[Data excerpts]
━━━━━━

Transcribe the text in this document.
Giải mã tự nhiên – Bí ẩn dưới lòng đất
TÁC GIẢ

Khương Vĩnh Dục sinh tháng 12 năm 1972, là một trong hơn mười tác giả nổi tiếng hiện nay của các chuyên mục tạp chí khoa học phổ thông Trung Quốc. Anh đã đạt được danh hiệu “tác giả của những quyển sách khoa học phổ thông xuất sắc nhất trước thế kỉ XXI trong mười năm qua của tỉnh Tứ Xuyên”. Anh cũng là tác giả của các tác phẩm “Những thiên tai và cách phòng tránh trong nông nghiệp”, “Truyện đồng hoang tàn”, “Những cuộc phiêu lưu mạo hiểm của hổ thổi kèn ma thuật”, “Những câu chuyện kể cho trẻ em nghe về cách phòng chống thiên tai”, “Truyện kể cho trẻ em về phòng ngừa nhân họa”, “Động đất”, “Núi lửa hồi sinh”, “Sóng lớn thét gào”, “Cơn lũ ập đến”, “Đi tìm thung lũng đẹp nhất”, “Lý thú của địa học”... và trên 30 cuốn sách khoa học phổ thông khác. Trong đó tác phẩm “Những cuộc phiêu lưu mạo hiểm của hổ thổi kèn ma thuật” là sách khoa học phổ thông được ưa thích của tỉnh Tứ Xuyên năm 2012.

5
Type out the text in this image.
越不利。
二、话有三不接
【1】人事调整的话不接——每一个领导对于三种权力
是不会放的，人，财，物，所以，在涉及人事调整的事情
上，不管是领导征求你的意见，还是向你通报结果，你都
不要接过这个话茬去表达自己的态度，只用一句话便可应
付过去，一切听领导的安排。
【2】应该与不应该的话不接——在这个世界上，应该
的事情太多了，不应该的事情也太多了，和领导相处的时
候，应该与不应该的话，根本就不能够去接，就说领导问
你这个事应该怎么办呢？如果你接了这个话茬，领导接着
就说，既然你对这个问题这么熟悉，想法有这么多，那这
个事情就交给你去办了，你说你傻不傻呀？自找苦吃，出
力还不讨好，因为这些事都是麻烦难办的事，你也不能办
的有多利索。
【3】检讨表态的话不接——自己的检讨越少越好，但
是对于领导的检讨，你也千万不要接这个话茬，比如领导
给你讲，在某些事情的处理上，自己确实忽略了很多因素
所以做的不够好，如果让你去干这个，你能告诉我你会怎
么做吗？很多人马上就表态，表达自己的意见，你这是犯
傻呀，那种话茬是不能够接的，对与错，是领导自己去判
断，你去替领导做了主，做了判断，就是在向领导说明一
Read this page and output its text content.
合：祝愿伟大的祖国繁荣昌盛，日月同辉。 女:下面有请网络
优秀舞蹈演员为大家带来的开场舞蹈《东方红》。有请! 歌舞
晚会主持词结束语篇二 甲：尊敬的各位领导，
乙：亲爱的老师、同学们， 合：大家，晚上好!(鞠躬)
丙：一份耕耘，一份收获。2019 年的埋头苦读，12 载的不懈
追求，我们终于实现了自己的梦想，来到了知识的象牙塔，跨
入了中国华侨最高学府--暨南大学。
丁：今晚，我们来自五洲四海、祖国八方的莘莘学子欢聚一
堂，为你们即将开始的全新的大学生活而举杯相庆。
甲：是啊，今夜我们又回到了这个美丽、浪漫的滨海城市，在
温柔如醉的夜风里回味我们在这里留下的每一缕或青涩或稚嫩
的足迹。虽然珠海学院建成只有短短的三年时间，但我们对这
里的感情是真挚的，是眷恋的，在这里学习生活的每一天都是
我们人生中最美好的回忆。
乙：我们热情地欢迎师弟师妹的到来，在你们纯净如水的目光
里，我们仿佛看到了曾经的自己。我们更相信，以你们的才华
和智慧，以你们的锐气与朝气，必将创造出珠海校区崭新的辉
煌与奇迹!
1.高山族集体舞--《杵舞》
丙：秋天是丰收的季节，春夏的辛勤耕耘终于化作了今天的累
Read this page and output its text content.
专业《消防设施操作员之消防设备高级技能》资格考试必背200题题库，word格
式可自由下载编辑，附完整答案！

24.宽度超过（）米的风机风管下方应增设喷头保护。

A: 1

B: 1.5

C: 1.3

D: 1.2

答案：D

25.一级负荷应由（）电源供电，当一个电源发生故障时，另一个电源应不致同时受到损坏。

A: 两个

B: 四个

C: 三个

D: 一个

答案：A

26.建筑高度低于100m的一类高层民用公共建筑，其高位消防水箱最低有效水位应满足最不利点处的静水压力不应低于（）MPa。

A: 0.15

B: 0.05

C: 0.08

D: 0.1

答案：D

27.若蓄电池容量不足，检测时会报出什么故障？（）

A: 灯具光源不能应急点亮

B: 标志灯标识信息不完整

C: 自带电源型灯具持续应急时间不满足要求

━━━━━━

_Goal of the exercise:_
Show every line above in which the word "text" occurs.

_Result for this task:_
Transcribe the text in this document.
Type out the text in this image.
Read this page and output its text content.
Read this page and output its text content.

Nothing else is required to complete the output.